**Required task:** Output the lines that follow exactly as they are.

^^^^^^^^^^^^^^^^

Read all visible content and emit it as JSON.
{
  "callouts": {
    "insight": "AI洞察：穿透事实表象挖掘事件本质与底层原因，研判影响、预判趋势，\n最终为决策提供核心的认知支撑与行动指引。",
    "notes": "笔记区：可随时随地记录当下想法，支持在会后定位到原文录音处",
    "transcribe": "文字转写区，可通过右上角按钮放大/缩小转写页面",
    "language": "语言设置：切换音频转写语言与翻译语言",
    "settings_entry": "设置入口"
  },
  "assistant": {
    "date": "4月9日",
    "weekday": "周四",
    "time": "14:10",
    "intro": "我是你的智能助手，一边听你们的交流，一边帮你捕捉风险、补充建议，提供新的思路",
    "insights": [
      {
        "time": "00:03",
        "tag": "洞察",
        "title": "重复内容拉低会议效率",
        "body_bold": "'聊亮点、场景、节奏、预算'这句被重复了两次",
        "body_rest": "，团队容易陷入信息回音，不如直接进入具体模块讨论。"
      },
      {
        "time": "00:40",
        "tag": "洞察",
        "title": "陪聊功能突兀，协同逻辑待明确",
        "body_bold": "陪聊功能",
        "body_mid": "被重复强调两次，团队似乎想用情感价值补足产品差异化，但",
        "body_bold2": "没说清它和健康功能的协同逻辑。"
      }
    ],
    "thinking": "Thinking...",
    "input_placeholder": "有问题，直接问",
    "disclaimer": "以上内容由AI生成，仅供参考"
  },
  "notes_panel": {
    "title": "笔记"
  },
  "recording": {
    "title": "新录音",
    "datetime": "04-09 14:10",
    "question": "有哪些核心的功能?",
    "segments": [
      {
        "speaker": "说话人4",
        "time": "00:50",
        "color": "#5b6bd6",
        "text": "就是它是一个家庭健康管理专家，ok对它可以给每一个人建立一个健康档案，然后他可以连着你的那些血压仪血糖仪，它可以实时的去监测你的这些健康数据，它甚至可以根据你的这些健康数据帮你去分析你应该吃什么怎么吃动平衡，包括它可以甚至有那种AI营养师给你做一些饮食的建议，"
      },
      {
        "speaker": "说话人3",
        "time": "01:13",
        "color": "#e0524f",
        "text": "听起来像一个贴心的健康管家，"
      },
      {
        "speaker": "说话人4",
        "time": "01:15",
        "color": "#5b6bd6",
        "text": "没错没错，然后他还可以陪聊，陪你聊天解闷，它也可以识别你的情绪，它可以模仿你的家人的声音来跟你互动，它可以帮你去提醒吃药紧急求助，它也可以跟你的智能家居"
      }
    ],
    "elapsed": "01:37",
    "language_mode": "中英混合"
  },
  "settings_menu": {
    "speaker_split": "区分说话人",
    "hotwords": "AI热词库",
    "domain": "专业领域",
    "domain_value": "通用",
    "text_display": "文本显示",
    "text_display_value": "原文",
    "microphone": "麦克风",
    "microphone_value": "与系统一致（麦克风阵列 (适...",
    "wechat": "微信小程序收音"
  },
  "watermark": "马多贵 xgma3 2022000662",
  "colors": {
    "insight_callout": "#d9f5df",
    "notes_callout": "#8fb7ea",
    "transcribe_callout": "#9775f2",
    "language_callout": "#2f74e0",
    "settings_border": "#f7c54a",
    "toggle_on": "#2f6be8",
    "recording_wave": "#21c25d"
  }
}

^^^^^^^^^^^^^^^^

**Task solution:**
Read all visible content and emit it as JSON.
{
  "callouts": {
    "insight": "AI洞察：穿透事实表象挖掘事件本质与底层原因，研判影响、预判趋势，\n最终为决策提供核心的认知支撑与行动指引。",
    "notes": "笔记区：可随时随地记录当下想法，支持在会后定位到原文录音处",
    "transcribe": "文字转写区，可通过右上角按钮放大/缩小转写页面",
    "language": "语言设置：切换音频转写语言与翻译语言",
    "settings_entry": "设置入口"
  },
  "assistant": {
    "date": "4月9日",
    "weekday": "周四",
    "time": "14:10",
    "intro": "我是你的智能助手，一边听你们的交流，一边帮你捕捉风险、补充建议，提供新的思路",
    "insights": [
      {
        "time": "00:03",
        "tag": "洞察",
        "title": "重复内容拉低会议效率",
        "body_bold": "'聊亮点、场景、节奏、预算'这句被重复了两次",
        "body_rest": "，团队容易陷入信息回音，不如直接进入具体模块讨论。"
      },
      {
        "time": "00:40",
        "tag": "洞察",
        "title": "陪聊功能突兀，协同逻辑待明确",
        "body_bold": "陪聊功能",
        "body_mid": "被重复强调两次，团队似乎想用情感价值补足产品差异化，但",
        "body_bold2": "没说清它和健康功能的协同逻辑。"
      }
    ],
    "thinking": "Thinking...",
    "input_placeholder": "有问题，直接问",
    "disclaimer": "以上内容由AI生成，仅供参考"
  },
  "notes_panel": {
    "title": "笔记"
  },
  "recording": {
    "title": "新录音",
    "datetime": "04-09 14:10",
    "question": "有哪些核心的功能?",
    "segments": [
      {
        "speaker": "说话人4",
        "time": "00:50",
        "color": "#5b6bd6",
        "text": "就是它是一个家庭健康管理专家，ok对它可以给每一个人建立一个健康档案，然后他可以连着你的那些血压仪血糖仪，它可以实时的去监测你的这些健康数据，它甚至可以根据你的这些健康数据帮你去分析你应该吃什么怎么吃动平衡，包括它可以甚至有那种AI营养师给你做一些饮食的建议，"
      },
      {
        "speaker": "说话人3",
        "time": "01:13",
        "color": "#e0524f",
        "text": "听起来像一个贴心的健康管家，"
      },
      {
        "speaker": "说话人4",
        "time": "01:15",
        "color": "#5b6bd6",
        "text": "没错没错，然后他还可以陪聊，陪你聊天解闷，它也可以识别你的情绪，它可以模仿你的家人的声音来跟你互动，它可以帮你去提醒吃药紧急求助，它也可以跟你的智能家居"
      }
    ],
    "elapsed": "01:37",
    "language_mode": "中英混合"
  },
  "settings_menu": {
    "speaker_split": "区分说话人",
    "hotwords": "AI热词库",
    "domain": "专业领域",
    "domain_value": "通用",
    "text_display": "文本显示",
    "text_display_value": "原文",
    "microphone": "麦克风",
    "microphone_value": "与系统一致（麦克风阵列 (适...",
    "wechat": "微信小程序收音"
  },
  "watermark": "马多贵 xgma3 2022000662",
  "colors": {
    "insight_callout": "#d9f5df",
    "notes_callout": "#8fb7ea",
    "transcribe_callout": "#9775f2",
    "language_callout": "#2f74e0",
    "settings_border": "#f7c54a",
    "toggle_on": "#2f6be8",
    "recording_wave": "#21c25d"
  }
}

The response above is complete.